##### Data

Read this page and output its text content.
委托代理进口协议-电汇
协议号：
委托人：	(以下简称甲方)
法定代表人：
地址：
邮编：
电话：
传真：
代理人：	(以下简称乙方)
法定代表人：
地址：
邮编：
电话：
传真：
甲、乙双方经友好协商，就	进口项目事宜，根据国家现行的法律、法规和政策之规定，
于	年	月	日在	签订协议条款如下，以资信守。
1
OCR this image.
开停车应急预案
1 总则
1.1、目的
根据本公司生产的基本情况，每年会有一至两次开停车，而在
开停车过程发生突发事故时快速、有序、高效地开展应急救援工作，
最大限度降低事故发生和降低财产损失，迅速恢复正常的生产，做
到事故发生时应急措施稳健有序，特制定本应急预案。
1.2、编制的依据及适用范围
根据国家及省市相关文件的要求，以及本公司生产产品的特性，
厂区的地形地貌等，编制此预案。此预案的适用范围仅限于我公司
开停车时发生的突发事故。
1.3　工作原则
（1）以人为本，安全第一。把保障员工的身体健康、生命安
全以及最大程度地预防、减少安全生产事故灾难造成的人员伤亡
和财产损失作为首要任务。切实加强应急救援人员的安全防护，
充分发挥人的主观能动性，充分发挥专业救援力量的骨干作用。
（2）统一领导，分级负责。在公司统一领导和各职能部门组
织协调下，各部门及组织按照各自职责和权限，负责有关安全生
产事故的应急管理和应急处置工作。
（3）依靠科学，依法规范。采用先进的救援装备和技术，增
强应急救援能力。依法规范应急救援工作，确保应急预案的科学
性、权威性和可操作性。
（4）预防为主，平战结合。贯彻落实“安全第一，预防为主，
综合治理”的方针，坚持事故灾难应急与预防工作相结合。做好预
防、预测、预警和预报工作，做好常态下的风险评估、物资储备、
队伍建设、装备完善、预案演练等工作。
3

##########

* Your instructions *
Restate every line of the data word for word.

* Task output *
Read this page and output its text content.
委托代理进口协议-电汇
协议号：
委托人：	(以下简称甲方)
法定代表人：
地址：
邮编：
电话：
传真：
代理人：	(以下简称乙方)
法定代表人：
地址：
邮编：
电话：
传真：
甲、乙双方经友好协商，就	进口项目事宜，根据国家现行的法律、法规和政策之规定，
于	年	月	日在	签订协议条款如下，以资信守。
1
OCR this image.
开停车应急预案
1 总则
1.1、目的
根据本公司生产的基本情况，每年会有一至两次开停车，而在
开停车过程发生突发事故时快速、有序、高效地开展应急救援工作，
最大限度降低事故发生和降低财产损失，迅速恢复正常的生产，做
到事故发生时应急措施稳健有序，特制定本应急预案。
1.2、编制的依据及适用范围
根据国家及省市相关文件的要求，以及本公司生产产品的特性，
厂区的地形地貌等，编制此预案。此预案的适用范围仅限于我公司
开停车时发生的突发事故。
1.3　工作原则
（1）以人为本，安全第一。把保障员工的身体健康、生命安
全以及最大程度地预防、减少安全生产事故灾难造成的人员伤亡
和财产损失作为首要任务。切实加强应急救援人员的安全防护，
充分发挥人的主观能动性，充分发挥专业救援力量的骨干作用。
（2）统一领导，分级负责。在公司统一领导和各职能部门组
织协调下，各部门及组织按照各自职责和权限，负责有关安全生
产事故的应急管理和应急处置工作。
（3）依靠科学，依法规范。采用先进的救援装备和技术，增
强应急救援能力。依法规范应急救援工作，确保应急预案的科学
性、权威性和可操作性。
（4）预防为主，平战结合。贯彻落实“安全第一，预防为主，
综合治理”的方针，坚持事故灾难应急与预防工作相结合。做好预
防、预测、预警和预报工作，做好常态下的风险评估、物资储备、
队伍建设、装备完善、预案演练等工作。
3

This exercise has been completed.